### Requirement
Retype every line of the records below word for word, keeping each name, number and bracket as it stands.

******

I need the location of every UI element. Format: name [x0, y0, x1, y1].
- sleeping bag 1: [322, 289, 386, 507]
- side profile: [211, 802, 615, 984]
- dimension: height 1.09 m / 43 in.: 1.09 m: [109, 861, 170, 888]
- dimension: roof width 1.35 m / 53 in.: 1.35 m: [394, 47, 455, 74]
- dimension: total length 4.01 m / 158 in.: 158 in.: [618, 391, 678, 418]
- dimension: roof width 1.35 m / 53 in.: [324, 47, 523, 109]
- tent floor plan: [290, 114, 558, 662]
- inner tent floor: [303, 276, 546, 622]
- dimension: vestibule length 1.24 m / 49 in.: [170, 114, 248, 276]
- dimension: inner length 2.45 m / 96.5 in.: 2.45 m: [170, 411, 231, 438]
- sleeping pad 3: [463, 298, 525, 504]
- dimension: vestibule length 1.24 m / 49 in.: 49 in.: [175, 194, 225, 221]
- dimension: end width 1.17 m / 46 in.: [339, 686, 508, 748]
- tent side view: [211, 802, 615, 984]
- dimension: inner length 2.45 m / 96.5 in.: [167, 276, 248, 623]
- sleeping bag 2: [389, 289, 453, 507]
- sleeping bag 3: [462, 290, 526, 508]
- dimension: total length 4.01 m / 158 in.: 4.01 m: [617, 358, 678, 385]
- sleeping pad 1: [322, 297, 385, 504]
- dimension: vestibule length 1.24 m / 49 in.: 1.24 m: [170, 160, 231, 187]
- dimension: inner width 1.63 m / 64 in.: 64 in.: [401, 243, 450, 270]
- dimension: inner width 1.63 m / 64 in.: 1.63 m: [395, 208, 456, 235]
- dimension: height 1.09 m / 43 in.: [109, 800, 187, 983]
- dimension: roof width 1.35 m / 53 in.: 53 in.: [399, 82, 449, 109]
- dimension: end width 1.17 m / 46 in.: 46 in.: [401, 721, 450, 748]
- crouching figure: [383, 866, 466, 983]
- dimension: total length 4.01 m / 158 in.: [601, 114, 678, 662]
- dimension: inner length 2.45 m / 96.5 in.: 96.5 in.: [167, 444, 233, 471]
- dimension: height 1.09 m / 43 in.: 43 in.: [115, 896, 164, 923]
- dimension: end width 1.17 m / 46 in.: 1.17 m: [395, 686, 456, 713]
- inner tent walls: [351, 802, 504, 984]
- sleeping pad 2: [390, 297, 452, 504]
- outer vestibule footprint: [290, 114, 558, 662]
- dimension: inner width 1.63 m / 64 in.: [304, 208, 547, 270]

******

### Output of the exercise
I need the location of every UI element. Format: name [x0, y0, x1, y1].
- sleeping bag 1: [322, 289, 386, 507]
- side profile: [211, 802, 615, 984]
- dimension: height 1.09 m / 43 in.: 1.09 m: [109, 861, 170, 888]
- dimension: roof width 1.35 m / 53 in.: 1.35 m: [394, 47, 455, 74]
- dimension: total length 4.01 m / 158 in.: 158 in.: [618, 391, 678, 418]
- dimension: roof width 1.35 m / 53 in.: [324, 47, 523, 109]
- tent floor plan: [290, 114, 558, 662]
- inner tent floor: [303, 276, 546, 622]
- dimension: vestibule length 1.24 m / 49 in.: [170, 114, 248, 276]
- dimension: inner length 2.45 m / 96.5 in.: 2.45 m: [170, 411, 231, 438]
- sleeping pad 3: [463, 298, 525, 504]
- dimension: vestibule length 1.24 m / 49 in.: 49 in.: [175, 194, 225, 221]
- dimension: end width 1.17 m / 46 in.: [339, 686, 508, 748]
- tent side view: [211, 802, 615, 984]
- dimension: inner length 2.45 m / 96.5 in.: [167, 276, 248, 623]
- sleeping bag 2: [389, 289, 453, 507]
- sleeping bag 3: [462, 290, 526, 508]
- dimension: total length 4.01 m / 158 in.: 4.01 m: [617, 358, 678, 385]
- sleeping pad 1: [322, 297, 385, 504]
- dimension: vestibule length 1.24 m / 49 in.: 1.24 m: [170, 160, 231, 187]
- dimension: inner width 1.63 m / 64 in.: 64 in.: [401, 243, 450, 270]
- dimension: inner width 1.63 m / 64 in.: 1.63 m: [395, 208, 456, 235]
- dimension: height 1.09 m / 43 in.: [109, 800, 187, 983]
- dimension: roof width 1.35 m / 53 in.: 53 in.: [399, 82, 449, 109]
- dimension: end width 1.17 m / 46 in.: 46 in.: [401, 721, 450, 748]
- crouching figure: [383, 866, 466, 983]
- dimension: total length 4.01 m / 158 in.: [601, 114, 678, 662]
- dimension: inner length 2.45 m / 96.5 in.: 96.5 in.: [167, 444, 233, 471]
- dimension: height 1.09 m / 43 in.: 43 in.: [115, 896, 164, 923]
- dimension: end width 1.17 m / 46 in.: 1.17 m: [395, 686, 456, 713]
- inner tent walls: [351, 802, 504, 984]
- sleeping pad 2: [390, 297, 452, 504]
- outer vestibule footprint: [290, 114, 558, 662]
- dimension: inner width 1.63 m / 64 in.: [304, 208, 547, 270]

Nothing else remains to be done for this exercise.